Retype the listing below line for line with no changes, leaving out the picture.

□ □ □ □ □

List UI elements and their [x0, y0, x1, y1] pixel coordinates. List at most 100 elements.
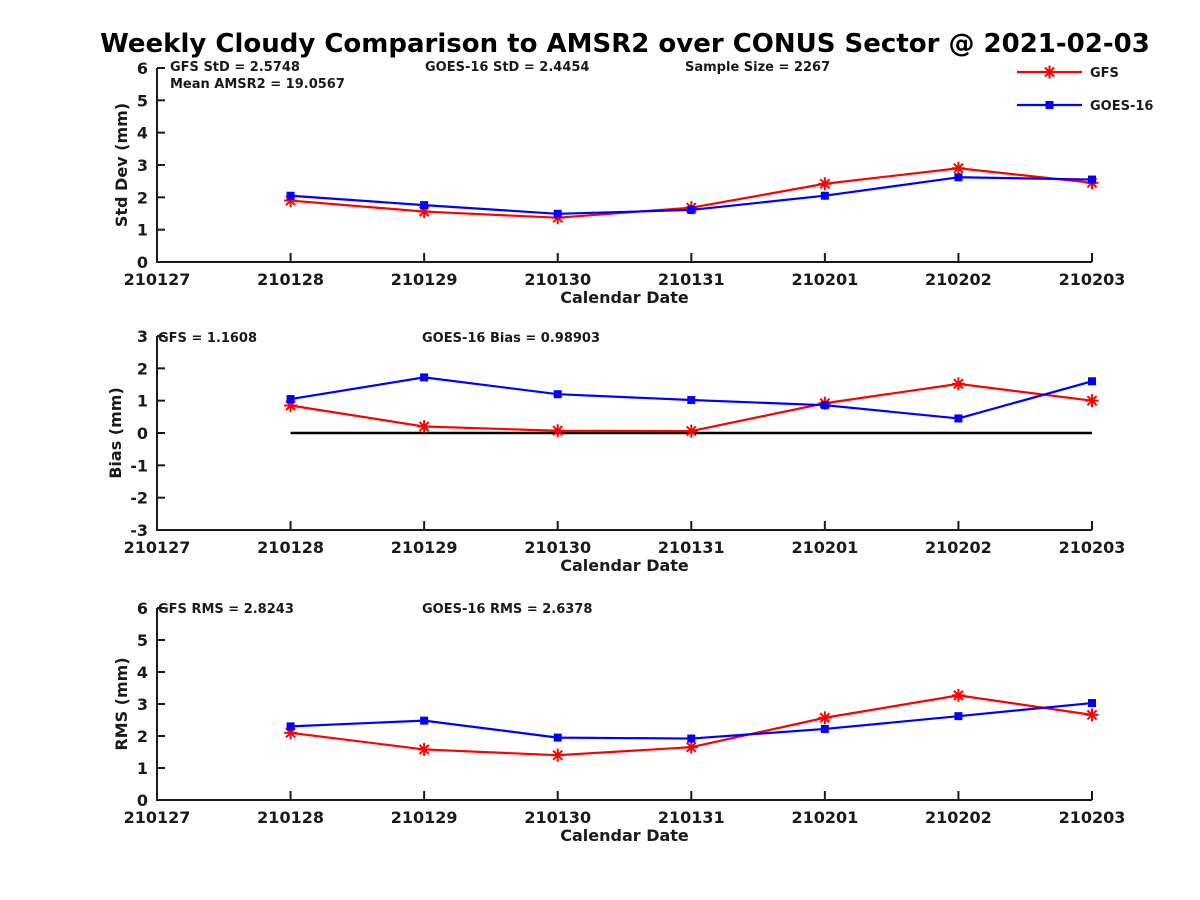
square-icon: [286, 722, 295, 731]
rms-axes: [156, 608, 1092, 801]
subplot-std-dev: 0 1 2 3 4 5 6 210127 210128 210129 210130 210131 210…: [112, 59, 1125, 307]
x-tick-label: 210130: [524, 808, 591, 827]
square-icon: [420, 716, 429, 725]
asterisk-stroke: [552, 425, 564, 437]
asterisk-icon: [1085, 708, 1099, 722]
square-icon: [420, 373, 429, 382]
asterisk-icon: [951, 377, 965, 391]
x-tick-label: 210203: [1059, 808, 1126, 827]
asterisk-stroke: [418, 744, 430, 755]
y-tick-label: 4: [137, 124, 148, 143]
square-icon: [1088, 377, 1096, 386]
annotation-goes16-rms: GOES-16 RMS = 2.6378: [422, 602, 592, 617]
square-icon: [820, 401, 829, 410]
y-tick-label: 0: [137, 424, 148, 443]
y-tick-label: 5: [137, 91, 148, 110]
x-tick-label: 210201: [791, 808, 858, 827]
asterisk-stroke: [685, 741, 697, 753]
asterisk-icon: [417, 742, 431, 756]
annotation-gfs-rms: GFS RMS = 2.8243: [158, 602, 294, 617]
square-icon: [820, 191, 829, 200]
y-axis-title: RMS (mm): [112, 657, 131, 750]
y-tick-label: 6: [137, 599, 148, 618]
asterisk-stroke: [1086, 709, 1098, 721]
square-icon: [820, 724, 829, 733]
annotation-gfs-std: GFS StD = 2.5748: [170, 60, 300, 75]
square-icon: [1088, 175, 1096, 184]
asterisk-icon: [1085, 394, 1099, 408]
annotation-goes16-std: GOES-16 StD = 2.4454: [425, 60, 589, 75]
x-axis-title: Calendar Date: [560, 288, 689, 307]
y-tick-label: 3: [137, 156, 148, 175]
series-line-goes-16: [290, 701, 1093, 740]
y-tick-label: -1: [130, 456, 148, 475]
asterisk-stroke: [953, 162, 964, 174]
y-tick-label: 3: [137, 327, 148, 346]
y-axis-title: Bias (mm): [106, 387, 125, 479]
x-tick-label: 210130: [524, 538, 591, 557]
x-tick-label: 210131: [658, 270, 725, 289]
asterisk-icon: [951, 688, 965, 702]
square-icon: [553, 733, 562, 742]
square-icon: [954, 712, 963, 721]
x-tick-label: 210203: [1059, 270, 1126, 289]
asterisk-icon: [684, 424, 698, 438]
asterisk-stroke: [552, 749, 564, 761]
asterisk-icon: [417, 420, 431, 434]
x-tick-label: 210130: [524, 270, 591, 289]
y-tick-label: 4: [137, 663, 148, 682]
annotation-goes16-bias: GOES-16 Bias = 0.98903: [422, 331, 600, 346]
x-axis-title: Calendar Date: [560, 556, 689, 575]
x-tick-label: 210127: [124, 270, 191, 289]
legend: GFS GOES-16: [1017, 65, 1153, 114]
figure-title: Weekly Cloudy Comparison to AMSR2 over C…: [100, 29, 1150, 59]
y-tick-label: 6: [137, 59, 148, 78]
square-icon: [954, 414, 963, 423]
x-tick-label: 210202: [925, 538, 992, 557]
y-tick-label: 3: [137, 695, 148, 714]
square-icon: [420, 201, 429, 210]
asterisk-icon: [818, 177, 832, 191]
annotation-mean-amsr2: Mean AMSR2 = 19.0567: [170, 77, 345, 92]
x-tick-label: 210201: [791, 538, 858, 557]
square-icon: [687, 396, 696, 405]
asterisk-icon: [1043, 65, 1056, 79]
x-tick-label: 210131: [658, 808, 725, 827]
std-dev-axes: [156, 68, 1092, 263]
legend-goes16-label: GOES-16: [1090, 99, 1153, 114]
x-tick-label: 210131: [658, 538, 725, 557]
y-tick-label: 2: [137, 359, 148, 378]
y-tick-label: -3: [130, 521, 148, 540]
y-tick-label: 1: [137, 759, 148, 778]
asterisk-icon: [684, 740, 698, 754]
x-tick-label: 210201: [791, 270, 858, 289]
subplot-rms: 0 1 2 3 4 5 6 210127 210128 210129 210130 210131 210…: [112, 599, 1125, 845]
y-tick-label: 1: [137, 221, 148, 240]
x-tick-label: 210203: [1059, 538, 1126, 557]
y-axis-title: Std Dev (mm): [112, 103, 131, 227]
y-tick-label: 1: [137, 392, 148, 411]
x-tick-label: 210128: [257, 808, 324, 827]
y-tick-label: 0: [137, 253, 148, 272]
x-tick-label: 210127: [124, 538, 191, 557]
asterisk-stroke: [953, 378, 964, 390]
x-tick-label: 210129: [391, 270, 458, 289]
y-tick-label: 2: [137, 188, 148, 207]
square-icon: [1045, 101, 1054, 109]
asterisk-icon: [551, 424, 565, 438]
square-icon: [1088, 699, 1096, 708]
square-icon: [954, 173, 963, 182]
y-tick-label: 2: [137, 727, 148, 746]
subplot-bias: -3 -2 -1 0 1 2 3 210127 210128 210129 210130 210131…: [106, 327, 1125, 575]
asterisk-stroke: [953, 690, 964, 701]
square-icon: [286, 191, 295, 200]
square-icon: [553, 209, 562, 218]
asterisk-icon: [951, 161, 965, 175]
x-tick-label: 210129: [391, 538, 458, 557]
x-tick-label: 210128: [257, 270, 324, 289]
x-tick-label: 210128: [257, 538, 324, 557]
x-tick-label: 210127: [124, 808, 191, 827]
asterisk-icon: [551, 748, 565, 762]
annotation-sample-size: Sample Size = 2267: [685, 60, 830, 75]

□ □ □ □ □

- _THE OUTPUT_
List UI elements and their [x0, y0, x1, y1] pixel coordinates. List at most 100 elements.
square-icon: [286, 722, 295, 731]
rms-axes: [156, 608, 1092, 801]
subplot-std-dev: 0 1 2 3 4 5 6 210127 210128 210129 210130 210131 210…: [112, 59, 1125, 307]
x-tick-label: 210130: [524, 808, 591, 827]
square-icon: [420, 716, 429, 725]
asterisk-stroke: [552, 425, 564, 437]
asterisk-icon: [1085, 708, 1099, 722]
square-icon: [420, 373, 429, 382]
asterisk-icon: [951, 377, 965, 391]
x-tick-label: 210203: [1059, 808, 1126, 827]
asterisk-stroke: [418, 744, 430, 755]
y-tick-label: 4: [137, 124, 148, 143]
square-icon: [1088, 377, 1096, 386]
annotation-goes16-rms: GOES-16 RMS = 2.6378: [422, 602, 592, 617]
square-icon: [820, 401, 829, 410]
y-tick-label: 0: [137, 424, 148, 443]
y-tick-label: 5: [137, 91, 148, 110]
x-tick-label: 210201: [791, 808, 858, 827]
asterisk-stroke: [685, 741, 697, 753]
asterisk-icon: [417, 742, 431, 756]
annotation-gfs-rms: GFS RMS = 2.8243: [158, 602, 294, 617]
square-icon: [820, 191, 829, 200]
y-axis-title: RMS (mm): [112, 657, 131, 750]
y-tick-label: 6: [137, 599, 148, 618]
asterisk-stroke: [1086, 709, 1098, 721]
square-icon: [820, 724, 829, 733]
annotation-gfs-std: GFS StD = 2.5748: [170, 60, 300, 75]
square-icon: [1088, 175, 1096, 184]
asterisk-icon: [1085, 394, 1099, 408]
annotation-goes16-std: GOES-16 StD = 2.4454: [425, 60, 589, 75]
x-axis-title: Calendar Date: [560, 288, 689, 307]
y-tick-label: 3: [137, 156, 148, 175]
series-line-goes-16: [290, 701, 1093, 740]
y-tick-label: -1: [130, 456, 148, 475]
asterisk-stroke: [953, 162, 964, 174]
y-tick-label: 3: [137, 327, 148, 346]
y-axis-title: Bias (mm): [106, 387, 125, 479]
x-tick-label: 210130: [524, 538, 591, 557]
x-tick-label: 210131: [658, 270, 725, 289]
asterisk-icon: [951, 688, 965, 702]
square-icon: [553, 733, 562, 742]
square-icon: [954, 712, 963, 721]
x-tick-label: 210203: [1059, 270, 1126, 289]
asterisk-icon: [684, 424, 698, 438]
asterisk-stroke: [552, 749, 564, 761]
asterisk-icon: [417, 420, 431, 434]
x-tick-label: 210130: [524, 270, 591, 289]
y-tick-label: 4: [137, 663, 148, 682]
annotation-goes16-bias: GOES-16 Bias = 0.98903: [422, 331, 600, 346]
x-axis-title: Calendar Date: [560, 556, 689, 575]
x-tick-label: 210127: [124, 270, 191, 289]
legend: GFS GOES-16: [1017, 65, 1153, 114]
figure-title: Weekly Cloudy Comparison to AMSR2 over C…: [100, 29, 1150, 59]
y-tick-label: 6: [137, 59, 148, 78]
square-icon: [954, 414, 963, 423]
x-tick-label: 210202: [925, 538, 992, 557]
y-tick-label: 3: [137, 695, 148, 714]
square-icon: [420, 201, 429, 210]
asterisk-icon: [818, 177, 832, 191]
annotation-mean-amsr2: Mean AMSR2 = 19.0567: [170, 77, 345, 92]
x-tick-label: 210201: [791, 538, 858, 557]
square-icon: [687, 396, 696, 405]
asterisk-icon: [1043, 65, 1056, 79]
x-tick-label: 210131: [658, 808, 725, 827]
std-dev-axes: [156, 68, 1092, 263]
legend-goes16-label: GOES-16: [1090, 99, 1153, 114]
x-tick-label: 210131: [658, 538, 725, 557]
y-tick-label: 2: [137, 359, 148, 378]
y-tick-label: -3: [130, 521, 148, 540]
y-tick-label: 1: [137, 759, 148, 778]
asterisk-icon: [684, 740, 698, 754]
x-tick-label: 210201: [791, 270, 858, 289]
subplot-rms: 0 1 2 3 4 5 6 210127 210128 210129 210130 210131 210…: [112, 599, 1125, 845]
y-tick-label: 1: [137, 221, 148, 240]
x-tick-label: 210203: [1059, 538, 1126, 557]
y-axis-title: Std Dev (mm): [112, 103, 131, 227]
y-tick-label: 1: [137, 392, 148, 411]
x-tick-label: 210128: [257, 808, 324, 827]
y-tick-label: 0: [137, 253, 148, 272]
x-tick-label: 210127: [124, 538, 191, 557]
asterisk-stroke: [953, 378, 964, 390]
x-tick-label: 210129: [391, 270, 458, 289]
y-tick-label: 2: [137, 188, 148, 207]
square-icon: [1045, 101, 1054, 109]
asterisk-icon: [551, 424, 565, 438]
square-icon: [1088, 699, 1096, 708]
square-icon: [954, 173, 963, 182]
y-tick-label: 2: [137, 727, 148, 746]
subplot-bias: -3 -2 -1 0 1 2 3 210127 210128 210129 210130 210131…: [106, 327, 1125, 575]
asterisk-stroke: [953, 690, 964, 701]
square-icon: [286, 191, 295, 200]
square-icon: [553, 209, 562, 218]
asterisk-icon: [951, 161, 965, 175]
x-tick-label: 210129: [391, 538, 458, 557]
x-tick-label: 210128: [257, 270, 324, 289]
x-tick-label: 210128: [257, 538, 324, 557]
x-tick-label: 210127: [124, 808, 191, 827]
asterisk-icon: [551, 748, 565, 762]
annotation-sample-size: Sample Size = 2267: [685, 60, 830, 75]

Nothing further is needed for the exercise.